OBJECTIVE: Reproduce every line in the listing that contains the word "ylabel".

RECORDS PROVIDED:
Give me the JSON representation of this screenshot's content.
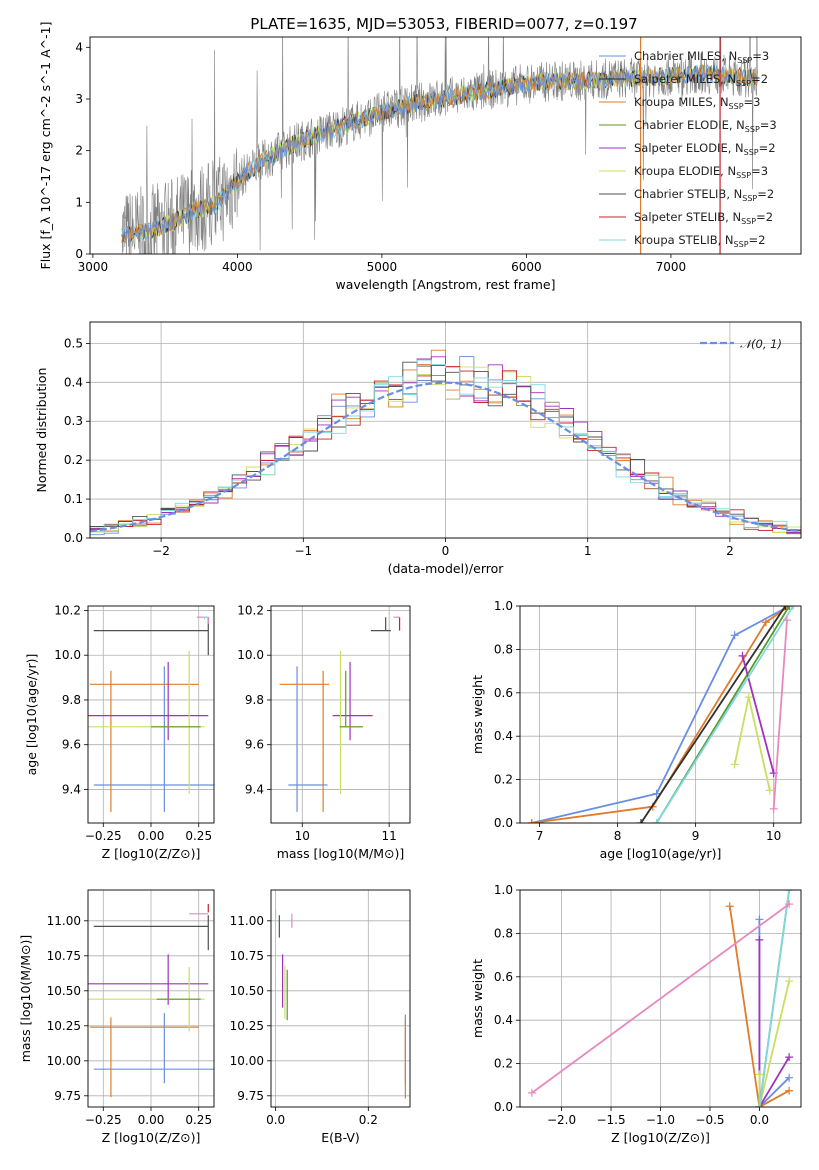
{
  "page_title": "PLATE=1635, MJD=53053, FIBERID=0077, z=0.197",
  "colors": {
    "Chabrier MILES": "#6a8fe0",
    "Salpeter MILES": "#2f2f2f",
    "Kroupa MILES": "#e07b2a",
    "Chabrier ELODIE": "#5a9a2a",
    "Salpeter ELODIE": "#a030c0",
    "Kroupa ELODIE": "#c8e060",
    "Chabrier STELIB": "#505050",
    "Salpeter STELIB": "#c8202a",
    "Kroupa STELIB": "#80d8e0",
    "gauss": "#6a8fe0",
    "extra": "#e888c0"
  },
  "chart_data": [
    {
      "id": "spectrum",
      "type": "line",
      "title": "PLATE=1635, MJD=53053, FIBERID=0077, z=0.197",
      "xlabel": "wavelength [Angstrom, rest frame]",
      "ylabel": "Flux [f_λ 10^-17 erg cm^-2 s^-1 A^-1]",
      "xlim": [
        2980,
        7900
      ],
      "ylim": [
        0,
        4.2
      ],
      "xticks": [
        "3000",
        "4000",
        "5000",
        "6000",
        "7000"
      ],
      "yticks": [
        "0",
        "1",
        "2",
        "3",
        "4"
      ],
      "legend_position": "upper right",
      "legend": [
        {
          "name": "Chabrier MILES",
          "n": "3"
        },
        {
          "name": "Salpeter MILES",
          "n": "2"
        },
        {
          "name": "Kroupa MILES",
          "n": "3"
        },
        {
          "name": "Chabrier ELODIE",
          "n": "3"
        },
        {
          "name": "Salpeter ELODIE",
          "n": "2"
        },
        {
          "name": "Kroupa ELODIE",
          "n": "3"
        },
        {
          "name": "Chabrier STELIB",
          "n": "2"
        },
        {
          "name": "Salpeter STELIB",
          "n": "2"
        },
        {
          "name": "Kroupa STELIB",
          "n": "2"
        }
      ],
      "model_continuum": {
        "x": [
          3200,
          3400,
          3550,
          3700,
          3850,
          3950,
          4050,
          4200,
          4400,
          4600,
          4800,
          5000,
          5200,
          5400,
          5600,
          5800,
          6000,
          6200,
          6400,
          6600,
          6800,
          7000,
          7200,
          7400,
          7600
        ],
        "y": [
          0.35,
          0.45,
          0.6,
          0.85,
          0.95,
          1.25,
          1.55,
          1.85,
          2.15,
          2.35,
          2.55,
          2.75,
          2.9,
          3.0,
          3.1,
          3.2,
          3.3,
          3.35,
          3.35,
          3.4,
          3.4,
          3.45,
          3.5,
          3.45,
          3.4
        ]
      }
    },
    {
      "id": "residuals",
      "type": "histogram",
      "xlabel": "(data-model)/error",
      "ylabel": "Normed distribution",
      "xlim": [
        -2.5,
        2.5
      ],
      "ylim": [
        0,
        0.555
      ],
      "xticks": [
        "−2",
        "−1",
        "0",
        "1",
        "2"
      ],
      "yticks": [
        "0.0",
        "0.1",
        "0.2",
        "0.3",
        "0.4",
        "0.5"
      ],
      "legend": [
        "𝒩(0, 1)"
      ],
      "legend_position": "upper right",
      "bin_width": 0.1
    },
    {
      "id": "age-vs-Z",
      "type": "errorbar",
      "xlabel": "Z [log10(Z/Z⊙)]",
      "ylabel": "age  [log10(age/yr)]",
      "xlim": [
        -0.33,
        0.33
      ],
      "ylim": [
        9.25,
        10.22
      ],
      "xticks": [
        "−0.25",
        "0.00",
        "0.25"
      ],
      "yticks": [
        "9.4",
        "9.6",
        "9.8",
        "10.0",
        "10.2"
      ],
      "points": [
        {
          "model": "Chabrier MILES",
          "x": 0.07,
          "y": 9.42,
          "xerr": [
            0.37,
            0.29
          ],
          "yerr": [
            0.12,
            0.53
          ]
        },
        {
          "model": "Kroupa MILES",
          "x": -0.21,
          "y": 9.87,
          "xerr": [
            0.11,
            0.46
          ],
          "yerr": [
            0.57,
            0.06
          ]
        },
        {
          "model": "Salpeter ELODIE",
          "x": 0.09,
          "y": 9.73,
          "xerr": [
            0.43,
            0.21
          ],
          "yerr": [
            0.11,
            0.24
          ]
        },
        {
          "model": "Kroupa ELODIE",
          "x": 0.2,
          "y": 9.68,
          "xerr": [
            0.54,
            0.08
          ],
          "yerr": [
            0.3,
            0.34
          ]
        },
        {
          "model": "Chabrier ELODIE",
          "x": 0.21,
          "y": 9.68,
          "xerr": [
            0.21,
            0.05
          ],
          "yerr": [
            0.0,
            0.0
          ]
        },
        {
          "model": "Chabrier STELIB",
          "x": 0.3,
          "y": 10.11,
          "xerr": [
            0.6,
            0.0
          ],
          "yerr": [
            0.11,
            0.06
          ]
        },
        {
          "model": "extra",
          "x": 0.3,
          "y": 10.17,
          "xerr": [
            0.06,
            0.0
          ],
          "yerr": [
            0.03,
            0.0
          ]
        },
        {
          "model": "Kroupa STELIB",
          "x": 0.28,
          "y": 10.17,
          "xerr": [
            0.0,
            0.02
          ],
          "yerr": [
            0.01,
            0.0
          ]
        }
      ]
    },
    {
      "id": "age-vs-mass",
      "type": "errorbar",
      "xlabel": "mass [log10(M/M⊙)]",
      "ylabel": "",
      "xlim": [
        9.64,
        11.24
      ],
      "ylim": [
        9.25,
        10.22
      ],
      "xticks": [
        "10",
        "11"
      ],
      "yticks": [
        "9.4",
        "9.6",
        "9.8",
        "10.0",
        "10.2"
      ],
      "points": [
        {
          "model": "Chabrier MILES",
          "x": 9.94,
          "y": 9.42,
          "xerr": [
            0.1,
            0.35
          ],
          "yerr": [
            0.12,
            0.53
          ]
        },
        {
          "model": "Kroupa MILES",
          "x": 10.24,
          "y": 9.87,
          "xerr": [
            0.5,
            0.07
          ],
          "yerr": [
            0.57,
            0.06
          ]
        },
        {
          "model": "Salpeter ELODIE",
          "x": 10.55,
          "y": 9.73,
          "xerr": [
            0.2,
            0.26
          ],
          "yerr": [
            0.11,
            0.24
          ]
        },
        {
          "model": "Kroupa ELODIE",
          "x": 10.44,
          "y": 9.68,
          "xerr": [
            0.01,
            0.23
          ],
          "yerr": [
            0.3,
            0.34
          ]
        },
        {
          "model": "Chabrier ELODIE",
          "x": 10.5,
          "y": 9.68,
          "xerr": [
            0.07,
            0.2
          ],
          "yerr": [
            0.0,
            0.25
          ]
        },
        {
          "model": "Chabrier STELIB",
          "x": 10.96,
          "y": 10.11,
          "xerr": [
            0.17,
            0.06
          ],
          "yerr": [
            0.0,
            0.06
          ]
        },
        {
          "model": "Salpeter STELIB",
          "x": 11.12,
          "y": 10.17,
          "xerr": [
            0.0,
            0.0
          ],
          "yerr": [
            0.06,
            0.0
          ]
        },
        {
          "model": "extra",
          "x": 11.05,
          "y": 10.17,
          "xerr": [
            0.0,
            0.07
          ],
          "yerr": [
            0.0,
            0.0
          ]
        }
      ]
    },
    {
      "id": "mass-weight-vs-age",
      "type": "line",
      "xlabel": "age  [log10(age/yr)]",
      "ylabel": "mass weight",
      "xlim": [
        6.75,
        10.35
      ],
      "ylim": [
        0,
        1
      ],
      "xticks": [
        "7",
        "8",
        "9",
        "10"
      ],
      "yticks": [
        "0.0",
        "0.2",
        "0.4",
        "0.6",
        "0.8",
        "1.0"
      ],
      "series": [
        {
          "model": "Chabrier MILES",
          "x": [
            6.9,
            8.5,
            9.5,
            10.2
          ],
          "y": [
            0.0,
            0.135,
            0.865,
            1.0
          ]
        },
        {
          "model": "Kroupa MILES",
          "x": [
            6.9,
            8.45,
            9.9,
            10.2
          ],
          "y": [
            0.0,
            0.075,
            0.925,
            1.0
          ]
        },
        {
          "model": "Salpeter MILES",
          "x": [
            8.3,
            10.15
          ],
          "y": [
            0.0,
            1.0
          ]
        },
        {
          "model": "Chabrier ELODIE",
          "x": [
            8.5,
            10.2
          ],
          "y": [
            0.0,
            1.0
          ]
        },
        {
          "model": "Kroupa ELODIE",
          "x": [
            9.5,
            9.68,
            9.95
          ],
          "y": [
            0.27,
            0.58,
            0.15
          ]
        },
        {
          "model": "Salpeter ELODIE",
          "x": [
            9.6,
            10.0
          ],
          "y": [
            0.77,
            0.23
          ]
        },
        {
          "model": "Kroupa STELIB",
          "x": [
            8.5,
            10.25
          ],
          "y": [
            0.0,
            1.0
          ]
        },
        {
          "model": "extra",
          "x": [
            10.0,
            10.17
          ],
          "y": [
            0.065,
            0.935
          ]
        }
      ]
    },
    {
      "id": "mass-vs-Z",
      "type": "errorbar",
      "xlabel": "Z [log10(Z/Z⊙)]",
      "ylabel": "mass [log10(M/M⊙)]",
      "xlim": [
        -0.33,
        0.33
      ],
      "ylim": [
        9.67,
        11.22
      ],
      "xticks": [
        "−0.25",
        "0.00",
        "0.25"
      ],
      "yticks": [
        "9.75",
        "10.00",
        "10.25",
        "10.50",
        "10.75",
        "11.00"
      ],
      "points": [
        {
          "model": "Chabrier MILES",
          "x": 0.07,
          "y": 9.94,
          "xerr": [
            0.37,
            0.29
          ],
          "yerr": [
            0.1,
            0.4
          ]
        },
        {
          "model": "Kroupa MILES",
          "x": -0.21,
          "y": 10.24,
          "xerr": [
            0.11,
            0.46
          ],
          "yerr": [
            0.5,
            0.07
          ]
        },
        {
          "model": "Salpeter ELODIE",
          "x": 0.09,
          "y": 10.55,
          "xerr": [
            0.43,
            0.21
          ],
          "yerr": [
            0.15,
            0.21
          ]
        },
        {
          "model": "Kroupa ELODIE",
          "x": 0.2,
          "y": 10.44,
          "xerr": [
            0.54,
            0.08
          ],
          "yerr": [
            0.23,
            0.23
          ]
        },
        {
          "model": "Chabrier ELODIE",
          "x": 0.16,
          "y": 10.44,
          "xerr": [
            0.13,
            0.1
          ],
          "yerr": [
            0.0,
            0.0
          ]
        },
        {
          "model": "Chabrier STELIB",
          "x": 0.3,
          "y": 10.96,
          "xerr": [
            0.6,
            0.0
          ],
          "yerr": [
            0.17,
            0.08
          ]
        },
        {
          "model": "Salpeter STELIB",
          "x": 0.3,
          "y": 11.12,
          "xerr": [
            0.0,
            0.0
          ],
          "yerr": [
            0.06,
            0.0
          ]
        },
        {
          "model": "extra",
          "x": 0.3,
          "y": 11.05,
          "xerr": [
            0.1,
            0.0
          ],
          "yerr": [
            0.0,
            0.0
          ]
        }
      ]
    },
    {
      "id": "mass-vs-EBV",
      "type": "errorbar",
      "xlabel": "E(B-V)",
      "ylabel": "",
      "xlim": [
        -0.01,
        0.29
      ],
      "ylim": [
        9.67,
        11.22
      ],
      "xticks": [
        "0.0",
        "0.2"
      ],
      "yticks": [
        "9.75",
        "10.00",
        "10.25",
        "10.50",
        "10.75",
        "11.00"
      ],
      "points": [
        {
          "model": "Chabrier MILES",
          "x": 0.28,
          "y": 10.1,
          "xerr": [
            0.0,
            0.0
          ],
          "yerr": [
            0.27,
            0.23
          ]
        },
        {
          "model": "Kroupa MILES",
          "x": 0.28,
          "y": 10.1,
          "xerr": [
            0.0,
            0.0
          ],
          "yerr": [
            0.37,
            0.2
          ]
        },
        {
          "model": "Salpeter ELODIE",
          "x": 0.015,
          "y": 10.55,
          "xerr": [
            0.0,
            0.0
          ],
          "yerr": [
            0.17,
            0.21
          ]
        },
        {
          "model": "Kroupa ELODIE",
          "x": 0.02,
          "y": 10.5,
          "xerr": [
            0.0,
            0.0
          ],
          "yerr": [
            0.2,
            0.18
          ]
        },
        {
          "model": "Chabrier ELODIE",
          "x": 0.025,
          "y": 10.44,
          "xerr": [
            0.0,
            0.0
          ],
          "yerr": [
            0.15,
            0.21
          ]
        },
        {
          "model": "Chabrier STELIB",
          "x": 0.008,
          "y": 10.96,
          "xerr": [
            0.0,
            0.0
          ],
          "yerr": [
            0.08,
            0.08
          ]
        },
        {
          "model": "extra",
          "x": 0.035,
          "y": 11.0,
          "xerr": [
            0.0,
            0.0
          ],
          "yerr": [
            0.05,
            0.05
          ]
        },
        {
          "model": "Kroupa STELIB",
          "x": 0.0,
          "y": 11.05,
          "xerr": [
            0.0,
            0.0
          ],
          "yerr": [
            0.03,
            0.03
          ]
        }
      ]
    },
    {
      "id": "mass-weight-vs-Z",
      "type": "line",
      "xlabel": "Z [log10(Z/Z⊙)]",
      "ylabel": "mass weight",
      "xlim": [
        -2.42,
        0.42
      ],
      "ylim": [
        0,
        1
      ],
      "xticks": [
        "−2.0",
        "−1.5",
        "−1.0",
        "−0.5",
        "0.0"
      ],
      "yticks": [
        "0.0",
        "0.2",
        "0.4",
        "0.6",
        "0.8",
        "1.0"
      ],
      "series": [
        {
          "model": "Chabrier MILES",
          "x": [
            0.0,
            0.0,
            0.3
          ],
          "y": [
            0.865,
            0.0,
            0.135
          ]
        },
        {
          "model": "Kroupa MILES",
          "x": [
            -0.3,
            0.0,
            0.3
          ],
          "y": [
            0.925,
            0.0,
            0.075
          ]
        },
        {
          "model": "Salpeter ELODIE",
          "x": [
            0.0,
            0.0,
            0.3
          ],
          "y": [
            0.77,
            0.0,
            0.23
          ]
        },
        {
          "model": "Kroupa ELODIE",
          "x": [
            0.0,
            0.0,
            0.3
          ],
          "y": [
            0.15,
            0.0,
            0.58
          ]
        },
        {
          "model": "Chabrier ELODIE",
          "x": [
            0.0,
            0.3
          ],
          "y": [
            0.0,
            1.0
          ]
        },
        {
          "model": "Kroupa STELIB",
          "x": [
            0.0,
            0.3
          ],
          "y": [
            0.0,
            1.0
          ]
        },
        {
          "model": "extra",
          "x": [
            -2.3,
            0.3
          ],
          "y": [
            0.065,
            0.935
          ]
        }
      ]
    }
  ]
}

SOLUTION TO THE EXERCISE:
      "ylabel": "Flux [f_λ 10^-17 erg cm^-2 s^-1 A^-1]",
      "ylabel": "Normed distribution",
      "ylabel": "age  [log10(age/yr)]",
      "ylabel": "",
      "ylabel": "mass weight",
      "ylabel": "mass [log10(M/M⊙)]",
      "ylabel": "",
      "ylabel": "mass weight",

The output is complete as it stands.